--- begin RECORD SET ---
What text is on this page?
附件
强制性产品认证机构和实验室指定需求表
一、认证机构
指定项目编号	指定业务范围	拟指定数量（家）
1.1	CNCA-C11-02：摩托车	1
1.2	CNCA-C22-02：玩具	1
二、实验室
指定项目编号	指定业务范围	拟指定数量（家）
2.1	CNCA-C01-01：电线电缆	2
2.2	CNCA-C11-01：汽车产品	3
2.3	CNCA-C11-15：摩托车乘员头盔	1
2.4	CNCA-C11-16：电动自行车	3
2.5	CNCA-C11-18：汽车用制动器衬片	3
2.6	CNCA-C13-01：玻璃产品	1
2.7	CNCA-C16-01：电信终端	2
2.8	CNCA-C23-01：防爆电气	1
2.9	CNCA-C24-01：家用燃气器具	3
--- end RECORD SET ---
### WHAT IS REQUIRED
Take the records above and return them exactly as written.

### EXERCISE OUTPUT
What text is on this page?
附件
强制性产品认证机构和实验室指定需求表
一、认证机构
指定项目编号	指定业务范围	拟指定数量（家）
1.1	CNCA-C11-02：摩托车	1
1.2	CNCA-C22-02：玩具	1
二、实验室
指定项目编号	指定业务范围	拟指定数量（家）
2.1	CNCA-C01-01：电线电缆	2
2.2	CNCA-C11-01：汽车产品	3
2.3	CNCA-C11-15：摩托车乘员头盔	1
2.4	CNCA-C11-16：电动自行车	3
2.5	CNCA-C11-18：汽车用制动器衬片	3
2.6	CNCA-C13-01：玻璃产品	1
2.7	CNCA-C16-01：电信终端	2
2.8	CNCA-C23-01：防爆电气	1
2.9	CNCA-C24-01：家用燃气器具	3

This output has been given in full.